### Work instructions:
Identify the lines that contain the word "README", then copy them.

### Data records:
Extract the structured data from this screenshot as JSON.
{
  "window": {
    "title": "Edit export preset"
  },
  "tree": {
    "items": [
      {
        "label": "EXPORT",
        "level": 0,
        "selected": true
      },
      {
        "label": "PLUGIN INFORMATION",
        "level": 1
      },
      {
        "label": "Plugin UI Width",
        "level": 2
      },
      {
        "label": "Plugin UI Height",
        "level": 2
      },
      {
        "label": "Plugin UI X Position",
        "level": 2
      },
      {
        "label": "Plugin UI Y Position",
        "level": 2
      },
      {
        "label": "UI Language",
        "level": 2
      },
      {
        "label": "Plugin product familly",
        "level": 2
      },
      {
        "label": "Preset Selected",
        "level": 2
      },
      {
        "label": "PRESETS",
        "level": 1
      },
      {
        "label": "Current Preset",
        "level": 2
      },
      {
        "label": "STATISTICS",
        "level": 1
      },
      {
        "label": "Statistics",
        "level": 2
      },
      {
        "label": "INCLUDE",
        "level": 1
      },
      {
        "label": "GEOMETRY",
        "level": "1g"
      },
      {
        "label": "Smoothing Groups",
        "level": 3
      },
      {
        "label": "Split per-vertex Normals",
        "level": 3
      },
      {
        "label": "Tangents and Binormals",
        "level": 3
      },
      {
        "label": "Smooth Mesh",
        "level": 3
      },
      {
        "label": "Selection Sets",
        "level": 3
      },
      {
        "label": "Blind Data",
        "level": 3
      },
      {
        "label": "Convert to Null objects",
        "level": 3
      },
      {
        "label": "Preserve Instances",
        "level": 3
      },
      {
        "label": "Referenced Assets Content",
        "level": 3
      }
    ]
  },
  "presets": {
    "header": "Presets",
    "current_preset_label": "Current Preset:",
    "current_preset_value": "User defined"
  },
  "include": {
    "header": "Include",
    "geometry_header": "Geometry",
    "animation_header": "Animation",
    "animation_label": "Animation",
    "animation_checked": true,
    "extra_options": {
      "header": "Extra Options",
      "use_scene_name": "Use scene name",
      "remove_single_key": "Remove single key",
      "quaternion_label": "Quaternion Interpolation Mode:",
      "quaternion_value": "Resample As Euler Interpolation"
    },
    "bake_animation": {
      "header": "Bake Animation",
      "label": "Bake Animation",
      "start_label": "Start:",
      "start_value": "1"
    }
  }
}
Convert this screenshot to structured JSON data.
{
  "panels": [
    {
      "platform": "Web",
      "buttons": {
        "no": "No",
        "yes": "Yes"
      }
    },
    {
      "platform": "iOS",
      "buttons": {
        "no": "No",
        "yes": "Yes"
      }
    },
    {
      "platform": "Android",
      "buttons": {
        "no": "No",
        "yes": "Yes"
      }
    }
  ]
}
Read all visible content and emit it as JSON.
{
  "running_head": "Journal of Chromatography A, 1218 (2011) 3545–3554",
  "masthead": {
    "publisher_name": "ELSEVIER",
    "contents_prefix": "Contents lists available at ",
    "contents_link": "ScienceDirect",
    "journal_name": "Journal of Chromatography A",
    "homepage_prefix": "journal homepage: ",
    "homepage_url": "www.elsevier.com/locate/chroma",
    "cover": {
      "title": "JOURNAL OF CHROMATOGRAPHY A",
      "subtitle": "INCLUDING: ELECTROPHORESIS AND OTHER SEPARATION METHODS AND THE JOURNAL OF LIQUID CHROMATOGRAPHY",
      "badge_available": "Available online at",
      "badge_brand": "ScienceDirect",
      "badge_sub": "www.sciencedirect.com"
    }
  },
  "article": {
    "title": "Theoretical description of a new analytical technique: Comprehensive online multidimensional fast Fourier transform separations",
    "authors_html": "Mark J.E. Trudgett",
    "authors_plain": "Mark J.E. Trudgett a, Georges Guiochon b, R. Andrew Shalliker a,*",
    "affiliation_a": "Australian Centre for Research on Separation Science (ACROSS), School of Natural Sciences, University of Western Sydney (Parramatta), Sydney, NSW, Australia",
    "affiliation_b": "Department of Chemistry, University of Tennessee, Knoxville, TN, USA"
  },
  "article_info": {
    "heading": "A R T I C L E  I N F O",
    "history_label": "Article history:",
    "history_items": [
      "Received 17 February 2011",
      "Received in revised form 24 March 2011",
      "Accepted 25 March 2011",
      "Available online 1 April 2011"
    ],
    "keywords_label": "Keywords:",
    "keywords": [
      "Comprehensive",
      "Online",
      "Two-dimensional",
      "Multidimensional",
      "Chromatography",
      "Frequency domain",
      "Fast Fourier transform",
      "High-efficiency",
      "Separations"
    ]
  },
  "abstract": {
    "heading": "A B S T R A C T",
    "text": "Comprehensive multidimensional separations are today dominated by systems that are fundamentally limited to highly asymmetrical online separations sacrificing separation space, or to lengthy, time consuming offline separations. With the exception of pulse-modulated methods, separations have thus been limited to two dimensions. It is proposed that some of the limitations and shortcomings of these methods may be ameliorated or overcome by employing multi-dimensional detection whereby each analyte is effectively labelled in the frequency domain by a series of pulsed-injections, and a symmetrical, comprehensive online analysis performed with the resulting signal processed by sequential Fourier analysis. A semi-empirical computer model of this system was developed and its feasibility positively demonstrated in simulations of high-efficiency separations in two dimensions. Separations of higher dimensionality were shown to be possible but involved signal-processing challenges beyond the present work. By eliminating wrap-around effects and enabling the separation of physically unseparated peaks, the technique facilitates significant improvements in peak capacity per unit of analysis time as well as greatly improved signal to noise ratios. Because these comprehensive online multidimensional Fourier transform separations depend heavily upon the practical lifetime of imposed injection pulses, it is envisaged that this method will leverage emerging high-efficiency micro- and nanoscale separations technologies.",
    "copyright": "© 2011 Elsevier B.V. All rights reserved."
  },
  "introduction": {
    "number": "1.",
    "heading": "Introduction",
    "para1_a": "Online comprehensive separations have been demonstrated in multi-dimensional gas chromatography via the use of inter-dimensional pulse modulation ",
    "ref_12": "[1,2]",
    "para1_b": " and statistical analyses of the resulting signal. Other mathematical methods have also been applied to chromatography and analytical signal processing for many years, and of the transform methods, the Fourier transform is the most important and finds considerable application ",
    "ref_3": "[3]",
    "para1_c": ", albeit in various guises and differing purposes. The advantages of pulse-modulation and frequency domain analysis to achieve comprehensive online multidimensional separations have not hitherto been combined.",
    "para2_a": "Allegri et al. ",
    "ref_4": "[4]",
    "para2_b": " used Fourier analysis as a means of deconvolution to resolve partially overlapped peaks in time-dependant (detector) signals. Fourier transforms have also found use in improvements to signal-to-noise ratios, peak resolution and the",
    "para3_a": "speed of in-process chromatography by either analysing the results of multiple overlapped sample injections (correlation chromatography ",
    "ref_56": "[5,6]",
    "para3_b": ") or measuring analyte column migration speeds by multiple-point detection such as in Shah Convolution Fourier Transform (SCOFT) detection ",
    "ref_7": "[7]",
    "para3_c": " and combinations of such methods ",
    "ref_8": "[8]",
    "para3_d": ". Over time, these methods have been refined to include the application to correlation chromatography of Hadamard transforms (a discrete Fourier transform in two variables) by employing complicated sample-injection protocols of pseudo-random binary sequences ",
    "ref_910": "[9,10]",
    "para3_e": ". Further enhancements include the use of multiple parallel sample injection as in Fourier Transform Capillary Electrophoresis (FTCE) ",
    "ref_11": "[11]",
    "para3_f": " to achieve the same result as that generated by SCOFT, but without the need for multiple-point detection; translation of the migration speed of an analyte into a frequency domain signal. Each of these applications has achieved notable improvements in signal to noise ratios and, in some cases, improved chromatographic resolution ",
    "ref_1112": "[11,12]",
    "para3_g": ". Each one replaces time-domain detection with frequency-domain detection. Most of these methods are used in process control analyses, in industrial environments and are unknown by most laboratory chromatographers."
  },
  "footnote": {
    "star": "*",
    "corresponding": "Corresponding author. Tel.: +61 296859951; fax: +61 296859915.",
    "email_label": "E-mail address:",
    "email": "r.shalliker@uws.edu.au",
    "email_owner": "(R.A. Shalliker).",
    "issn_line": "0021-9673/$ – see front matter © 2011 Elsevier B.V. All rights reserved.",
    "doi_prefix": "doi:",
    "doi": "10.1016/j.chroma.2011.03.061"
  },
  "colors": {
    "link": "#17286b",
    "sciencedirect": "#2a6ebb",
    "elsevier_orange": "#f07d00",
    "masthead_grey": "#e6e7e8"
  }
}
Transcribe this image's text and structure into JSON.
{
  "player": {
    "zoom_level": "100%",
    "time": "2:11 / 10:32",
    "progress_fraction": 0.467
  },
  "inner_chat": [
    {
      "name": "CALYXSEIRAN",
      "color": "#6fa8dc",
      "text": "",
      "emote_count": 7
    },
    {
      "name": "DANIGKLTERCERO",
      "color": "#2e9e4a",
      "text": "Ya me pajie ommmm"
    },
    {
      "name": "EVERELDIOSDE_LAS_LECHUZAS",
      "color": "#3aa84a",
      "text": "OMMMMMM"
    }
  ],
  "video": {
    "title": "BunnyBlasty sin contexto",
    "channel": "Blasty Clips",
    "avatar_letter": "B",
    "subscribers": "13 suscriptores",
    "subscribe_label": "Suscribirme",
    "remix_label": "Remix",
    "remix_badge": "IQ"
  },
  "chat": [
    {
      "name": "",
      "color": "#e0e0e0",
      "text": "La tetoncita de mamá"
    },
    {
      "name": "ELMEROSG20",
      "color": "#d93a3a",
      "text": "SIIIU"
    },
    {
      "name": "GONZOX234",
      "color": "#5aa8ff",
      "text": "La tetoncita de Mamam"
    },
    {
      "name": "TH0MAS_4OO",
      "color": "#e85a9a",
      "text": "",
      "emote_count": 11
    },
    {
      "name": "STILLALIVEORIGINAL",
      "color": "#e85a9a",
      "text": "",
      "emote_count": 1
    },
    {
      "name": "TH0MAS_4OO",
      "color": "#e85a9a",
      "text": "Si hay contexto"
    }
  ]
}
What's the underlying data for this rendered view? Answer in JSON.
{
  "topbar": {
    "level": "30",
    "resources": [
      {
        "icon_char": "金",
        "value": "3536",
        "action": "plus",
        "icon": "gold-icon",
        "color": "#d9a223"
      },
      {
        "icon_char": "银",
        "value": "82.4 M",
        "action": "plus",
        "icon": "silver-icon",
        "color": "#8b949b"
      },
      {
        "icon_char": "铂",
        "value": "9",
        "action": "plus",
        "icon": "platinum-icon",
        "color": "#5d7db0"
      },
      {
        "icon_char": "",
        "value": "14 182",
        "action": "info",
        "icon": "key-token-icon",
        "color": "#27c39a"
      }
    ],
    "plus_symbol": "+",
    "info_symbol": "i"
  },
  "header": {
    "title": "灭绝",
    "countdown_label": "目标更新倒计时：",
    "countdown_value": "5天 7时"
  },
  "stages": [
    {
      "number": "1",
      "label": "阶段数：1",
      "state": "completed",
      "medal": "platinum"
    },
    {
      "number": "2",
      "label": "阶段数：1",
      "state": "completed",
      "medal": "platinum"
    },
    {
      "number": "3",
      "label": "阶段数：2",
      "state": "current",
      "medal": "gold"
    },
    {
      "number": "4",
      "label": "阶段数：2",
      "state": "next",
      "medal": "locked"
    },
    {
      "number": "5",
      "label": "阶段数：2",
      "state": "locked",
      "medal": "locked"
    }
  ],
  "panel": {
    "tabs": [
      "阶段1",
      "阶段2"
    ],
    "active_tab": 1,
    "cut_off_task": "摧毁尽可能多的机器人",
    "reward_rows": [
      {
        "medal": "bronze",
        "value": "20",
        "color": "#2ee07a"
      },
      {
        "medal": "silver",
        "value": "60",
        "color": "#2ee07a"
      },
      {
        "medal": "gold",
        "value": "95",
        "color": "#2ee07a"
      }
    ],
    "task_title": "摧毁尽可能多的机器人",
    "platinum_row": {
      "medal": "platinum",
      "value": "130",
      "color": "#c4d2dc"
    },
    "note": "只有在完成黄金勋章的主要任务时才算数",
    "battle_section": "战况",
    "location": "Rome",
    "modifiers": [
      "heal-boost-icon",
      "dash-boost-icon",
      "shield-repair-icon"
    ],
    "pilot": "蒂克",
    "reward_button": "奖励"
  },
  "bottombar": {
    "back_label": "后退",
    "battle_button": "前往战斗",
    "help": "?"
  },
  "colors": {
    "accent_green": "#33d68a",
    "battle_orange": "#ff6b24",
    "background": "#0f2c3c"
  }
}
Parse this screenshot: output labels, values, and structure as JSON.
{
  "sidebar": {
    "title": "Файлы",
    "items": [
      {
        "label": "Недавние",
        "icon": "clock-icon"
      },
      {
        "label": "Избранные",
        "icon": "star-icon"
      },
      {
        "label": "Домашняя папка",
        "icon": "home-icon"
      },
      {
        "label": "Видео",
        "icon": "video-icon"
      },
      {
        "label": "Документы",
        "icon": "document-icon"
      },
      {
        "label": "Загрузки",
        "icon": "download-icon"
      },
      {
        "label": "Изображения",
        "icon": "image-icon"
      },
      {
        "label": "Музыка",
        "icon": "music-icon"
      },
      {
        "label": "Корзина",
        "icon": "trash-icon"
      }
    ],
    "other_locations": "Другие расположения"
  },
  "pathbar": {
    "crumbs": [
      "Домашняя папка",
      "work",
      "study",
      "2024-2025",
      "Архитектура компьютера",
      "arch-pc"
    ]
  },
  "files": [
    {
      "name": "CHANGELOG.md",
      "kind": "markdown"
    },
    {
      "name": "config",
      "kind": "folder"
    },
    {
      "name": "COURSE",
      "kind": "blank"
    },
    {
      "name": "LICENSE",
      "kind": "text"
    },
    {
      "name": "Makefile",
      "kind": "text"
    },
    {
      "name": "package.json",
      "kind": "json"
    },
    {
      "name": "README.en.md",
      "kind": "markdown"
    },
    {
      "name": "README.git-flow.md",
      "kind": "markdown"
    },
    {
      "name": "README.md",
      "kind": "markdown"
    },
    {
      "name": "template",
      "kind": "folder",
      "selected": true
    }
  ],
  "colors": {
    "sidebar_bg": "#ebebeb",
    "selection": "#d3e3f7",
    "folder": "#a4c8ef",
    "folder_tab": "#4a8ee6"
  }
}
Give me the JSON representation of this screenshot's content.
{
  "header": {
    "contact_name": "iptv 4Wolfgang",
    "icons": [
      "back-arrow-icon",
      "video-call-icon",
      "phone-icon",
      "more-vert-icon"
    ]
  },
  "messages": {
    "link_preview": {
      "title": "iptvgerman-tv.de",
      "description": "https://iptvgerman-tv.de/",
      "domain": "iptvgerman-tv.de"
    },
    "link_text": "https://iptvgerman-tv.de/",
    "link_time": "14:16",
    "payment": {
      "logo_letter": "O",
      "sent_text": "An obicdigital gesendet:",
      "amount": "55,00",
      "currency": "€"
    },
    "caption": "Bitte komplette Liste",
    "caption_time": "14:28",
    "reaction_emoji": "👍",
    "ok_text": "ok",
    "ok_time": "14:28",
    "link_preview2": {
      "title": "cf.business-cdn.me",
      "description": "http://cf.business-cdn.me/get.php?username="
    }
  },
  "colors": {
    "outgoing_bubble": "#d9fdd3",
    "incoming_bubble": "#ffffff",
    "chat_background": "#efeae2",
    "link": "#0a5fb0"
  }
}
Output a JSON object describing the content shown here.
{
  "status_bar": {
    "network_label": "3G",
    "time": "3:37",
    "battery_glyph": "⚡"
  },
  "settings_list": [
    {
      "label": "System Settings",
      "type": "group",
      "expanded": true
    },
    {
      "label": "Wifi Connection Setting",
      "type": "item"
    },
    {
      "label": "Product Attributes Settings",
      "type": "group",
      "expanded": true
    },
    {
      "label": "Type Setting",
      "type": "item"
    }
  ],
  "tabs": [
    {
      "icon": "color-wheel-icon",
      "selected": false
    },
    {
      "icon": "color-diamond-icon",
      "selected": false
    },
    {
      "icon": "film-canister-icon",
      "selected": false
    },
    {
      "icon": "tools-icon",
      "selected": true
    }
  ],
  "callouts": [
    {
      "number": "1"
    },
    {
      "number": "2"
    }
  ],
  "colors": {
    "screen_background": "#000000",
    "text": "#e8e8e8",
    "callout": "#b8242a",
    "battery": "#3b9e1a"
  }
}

### Written answer:
      "name": "README.en.md",
      "name": "README.git-flow.md",
      "name": "README.md",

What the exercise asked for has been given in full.